_Your goal_. Copy out the entries below precisely; nothing is to be omitted.
━━━━━ Information given ━━━━━
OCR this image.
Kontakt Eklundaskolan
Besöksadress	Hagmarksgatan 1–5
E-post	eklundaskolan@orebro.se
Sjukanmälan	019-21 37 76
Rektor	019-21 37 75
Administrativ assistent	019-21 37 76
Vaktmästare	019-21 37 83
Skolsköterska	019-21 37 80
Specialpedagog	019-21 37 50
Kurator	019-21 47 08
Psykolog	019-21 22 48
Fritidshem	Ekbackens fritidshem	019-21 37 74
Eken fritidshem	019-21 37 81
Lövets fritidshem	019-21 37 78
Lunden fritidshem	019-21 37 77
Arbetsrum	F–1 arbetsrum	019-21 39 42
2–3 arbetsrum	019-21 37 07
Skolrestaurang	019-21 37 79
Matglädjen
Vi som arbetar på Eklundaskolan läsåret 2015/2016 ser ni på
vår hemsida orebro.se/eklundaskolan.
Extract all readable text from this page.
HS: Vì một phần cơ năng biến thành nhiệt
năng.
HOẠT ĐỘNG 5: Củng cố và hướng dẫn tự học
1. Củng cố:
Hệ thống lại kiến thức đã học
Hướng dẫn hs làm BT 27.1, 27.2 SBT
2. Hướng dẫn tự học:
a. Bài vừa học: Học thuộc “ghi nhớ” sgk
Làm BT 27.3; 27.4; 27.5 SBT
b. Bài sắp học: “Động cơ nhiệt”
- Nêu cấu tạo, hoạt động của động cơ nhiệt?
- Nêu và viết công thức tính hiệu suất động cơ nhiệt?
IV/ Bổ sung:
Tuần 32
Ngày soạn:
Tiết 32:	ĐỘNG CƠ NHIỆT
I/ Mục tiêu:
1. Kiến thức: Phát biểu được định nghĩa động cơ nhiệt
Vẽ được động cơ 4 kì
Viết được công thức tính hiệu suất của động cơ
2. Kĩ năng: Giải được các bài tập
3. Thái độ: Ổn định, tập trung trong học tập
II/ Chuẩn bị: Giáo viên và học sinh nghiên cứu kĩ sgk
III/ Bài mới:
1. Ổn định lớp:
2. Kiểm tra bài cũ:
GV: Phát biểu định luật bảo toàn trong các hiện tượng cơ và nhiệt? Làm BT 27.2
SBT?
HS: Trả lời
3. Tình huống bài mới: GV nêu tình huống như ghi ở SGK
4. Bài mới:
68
━━━━━
_Answer for this exercise_.
OCR this image.
Kontakt Eklundaskolan
Besöksadress	Hagmarksgatan 1–5
E-post	eklundaskolan@orebro.se
Sjukanmälan	019-21 37 76
Rektor	019-21 37 75
Administrativ assistent	019-21 37 76
Vaktmästare	019-21 37 83
Skolsköterska	019-21 37 80
Specialpedagog	019-21 37 50
Kurator	019-21 47 08
Psykolog	019-21 22 48
Fritidshem	Ekbackens fritidshem	019-21 37 74
Eken fritidshem	019-21 37 81
Lövets fritidshem	019-21 37 78
Lunden fritidshem	019-21 37 77
Arbetsrum	F–1 arbetsrum	019-21 39 42
2–3 arbetsrum	019-21 37 07
Skolrestaurang	019-21 37 79
Matglädjen
Vi som arbetar på Eklundaskolan läsåret 2015/2016 ser ni på
vår hemsida orebro.se/eklundaskolan.
Extract all readable text from this page.
HS: Vì một phần cơ năng biến thành nhiệt
năng.
HOẠT ĐỘNG 5: Củng cố và hướng dẫn tự học
1. Củng cố:
Hệ thống lại kiến thức đã học
Hướng dẫn hs làm BT 27.1, 27.2 SBT
2. Hướng dẫn tự học:
a. Bài vừa học: Học thuộc “ghi nhớ” sgk
Làm BT 27.3; 27.4; 27.5 SBT
b. Bài sắp học: “Động cơ nhiệt”
- Nêu cấu tạo, hoạt động của động cơ nhiệt?
- Nêu và viết công thức tính hiệu suất động cơ nhiệt?
IV/ Bổ sung:
Tuần 32
Ngày soạn:
Tiết 32:	ĐỘNG CƠ NHIỆT
I/ Mục tiêu:
1. Kiến thức: Phát biểu được định nghĩa động cơ nhiệt
Vẽ được động cơ 4 kì
Viết được công thức tính hiệu suất của động cơ
2. Kĩ năng: Giải được các bài tập
3. Thái độ: Ổn định, tập trung trong học tập
II/ Chuẩn bị: Giáo viên và học sinh nghiên cứu kĩ sgk
III/ Bài mới:
1. Ổn định lớp:
2. Kiểm tra bài cũ:
GV: Phát biểu định luật bảo toàn trong các hiện tượng cơ và nhiệt? Làm BT 27.2
SBT?
HS: Trả lời
3. Tình huống bài mới: GV nêu tình huống như ghi ở SGK
4. Bài mới:
68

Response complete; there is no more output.